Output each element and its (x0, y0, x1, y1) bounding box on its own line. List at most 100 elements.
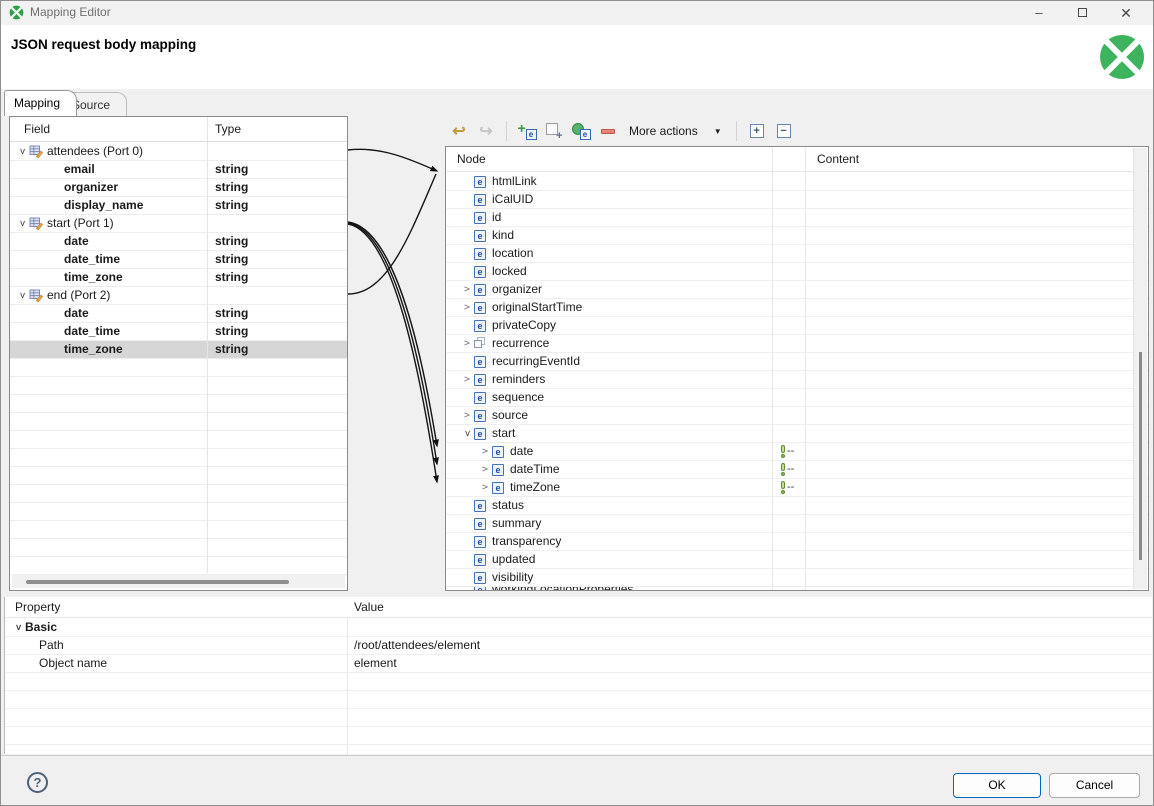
node-content[interactable] (805, 407, 1148, 424)
node-content[interactable] (805, 353, 1148, 370)
chevron-right-icon[interactable]: > (478, 443, 492, 460)
field-row[interactable]: email string (10, 161, 347, 179)
cancel-button[interactable]: Cancel (1049, 773, 1140, 798)
node-row[interactable]: e htmlLink (446, 173, 1148, 191)
property-row-empty[interactable] (5, 691, 1152, 709)
chevron-right-icon[interactable]: > (460, 407, 474, 424)
chevron-down-icon[interactable]: > (14, 145, 31, 159)
field-row[interactable]: date string (10, 233, 347, 251)
node-content[interactable] (805, 209, 1148, 226)
property-row[interactable]: Object name element (5, 655, 1152, 673)
field-row[interactable]: > start (Port 1) (10, 215, 347, 233)
remove-icon[interactable] (598, 120, 618, 142)
field-row[interactable]: > end (Port 2) (10, 287, 347, 305)
node-row[interactable]: > e source (446, 407, 1148, 425)
add-attribute-icon[interactable]: + (544, 120, 564, 142)
node-content[interactable] (805, 497, 1148, 514)
ok-button[interactable]: OK (953, 773, 1041, 798)
field-row[interactable]: organizer string (10, 179, 347, 197)
node-row[interactable]: > e date -- (446, 443, 1148, 461)
property-row-empty[interactable] (5, 673, 1152, 691)
property-row[interactable]: Path /root/attendees/element (5, 637, 1152, 655)
node-row[interactable]: > recurrence (446, 335, 1148, 353)
node-row[interactable]: e location (446, 245, 1148, 263)
field-row-empty[interactable] (10, 449, 347, 467)
chevron-down-icon[interactable]: > (10, 621, 27, 635)
node-content[interactable] (805, 371, 1148, 388)
expand-all-icon[interactable]: + (747, 120, 767, 142)
node-row[interactable]: e status (446, 497, 1148, 515)
field-row[interactable]: date_time string (10, 323, 347, 341)
node-row[interactable]: > e timeZone -- (446, 479, 1148, 497)
close-button[interactable]: ✕ (1111, 1, 1141, 25)
field-row[interactable]: time_zone string (10, 269, 347, 287)
chevron-down-icon[interactable]: > (14, 217, 31, 231)
node-content[interactable] (805, 479, 1148, 496)
chevron-down-icon[interactable]: > (459, 427, 476, 441)
horizontal-scrollbar-thumb[interactable] (26, 580, 289, 584)
collapse-all-icon[interactable]: − (774, 120, 794, 142)
field-row-empty[interactable] (10, 467, 347, 485)
node-content[interactable] (805, 299, 1148, 316)
redo-icon[interactable]: ↪ (476, 120, 496, 142)
node-content[interactable] (805, 533, 1148, 550)
node-content[interactable] (805, 281, 1148, 298)
node-content[interactable] (805, 263, 1148, 280)
node-row[interactable]: e visibility (446, 569, 1148, 587)
field-row-empty[interactable] (10, 539, 347, 557)
field-row[interactable]: > attendees (Port 0) (10, 143, 347, 161)
node-content[interactable] (805, 569, 1148, 586)
chevron-down-icon[interactable]: > (14, 289, 31, 303)
chevron-right-icon[interactable]: > (478, 479, 492, 496)
field-row-empty[interactable] (10, 485, 347, 503)
node-row[interactable]: > e reminders (446, 371, 1148, 389)
field-row[interactable]: display_name string (10, 197, 347, 215)
field-row[interactable]: time_zone string (10, 341, 347, 359)
node-content[interactable] (805, 335, 1148, 352)
node-content[interactable] (805, 587, 1148, 591)
node-content[interactable] (805, 317, 1148, 334)
add-element-icon[interactable]: +e (517, 120, 537, 142)
chevron-right-icon[interactable]: > (460, 299, 474, 316)
node-row[interactable]: e iCalUID (446, 191, 1148, 209)
more-actions-button[interactable]: More actions ▼ (625, 124, 726, 138)
chevron-right-icon[interactable]: > (460, 335, 474, 352)
chevron-right-icon[interactable]: > (460, 281, 474, 298)
node-row[interactable]: e updated (446, 551, 1148, 569)
help-button[interactable]: ? (27, 772, 48, 793)
field-row-empty[interactable] (10, 431, 347, 449)
property-row[interactable]: > Basic (5, 619, 1152, 637)
node-row[interactable]: e recurringEventId (446, 353, 1148, 371)
node-row[interactable]: > e dateTime -- (446, 461, 1148, 479)
field-row-empty[interactable] (10, 503, 347, 521)
horizontal-scrollbar[interactable] (12, 575, 345, 588)
node-row[interactable]: e sequence (446, 389, 1148, 407)
node-row[interactable]: > e start (446, 425, 1148, 443)
node-row[interactable]: e id (446, 209, 1148, 227)
node-row[interactable]: e kind (446, 227, 1148, 245)
node-row[interactable]: > e originalStartTime (446, 299, 1148, 317)
chevron-right-icon[interactable]: > (478, 461, 492, 478)
field-row-empty[interactable] (10, 557, 347, 575)
node-row[interactable]: e transparency (446, 533, 1148, 551)
vertical-scrollbar-thumb[interactable] (1139, 352, 1142, 560)
node-row[interactable]: e summary (446, 515, 1148, 533)
add-wildcard-element-icon[interactable]: e (571, 120, 591, 142)
vertical-scrollbar[interactable] (1133, 148, 1147, 589)
node-content[interactable] (805, 245, 1148, 262)
node-row[interactable]: > e organizer (446, 281, 1148, 299)
minimize-button[interactable]: – (1024, 1, 1054, 25)
field-row[interactable]: date string (10, 305, 347, 323)
field-row-empty[interactable] (10, 377, 347, 395)
node-content[interactable] (805, 389, 1148, 406)
field-row-empty[interactable] (10, 413, 347, 431)
maximize-button[interactable] (1067, 1, 1097, 25)
field-row-empty[interactable] (10, 521, 347, 539)
node-content[interactable] (805, 515, 1148, 532)
node-row[interactable]: e locked (446, 263, 1148, 281)
property-row-empty[interactable] (5, 727, 1152, 745)
node-row[interactable]: e workingLocationProperties (446, 587, 1148, 591)
field-row[interactable]: date_time string (10, 251, 347, 269)
node-row[interactable]: e privateCopy (446, 317, 1148, 335)
field-row-empty[interactable] (10, 395, 347, 413)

---------------

Reproduce the records between the line holding "node-content[interactable] (805, 407, 1148, 424)" and the line holding "property-row-empty[interactable] (5, 691, 1152, 709)", inclusive, with "htmlLink" renamed to "hangoutLink" and everything else left unchanged.

• EXPECTED OUTPUT
node-content[interactable] (805, 407, 1148, 424)
node-content[interactable] (805, 353, 1148, 370)
chevron-right-icon[interactable]: > (478, 443, 492, 460)
field-row[interactable]: email string (10, 161, 347, 179)
cancel-button[interactable]: Cancel (1049, 773, 1140, 798)
node-row[interactable]: e hangoutLink (446, 173, 1148, 191)
property-row-empty[interactable] (5, 691, 1152, 709)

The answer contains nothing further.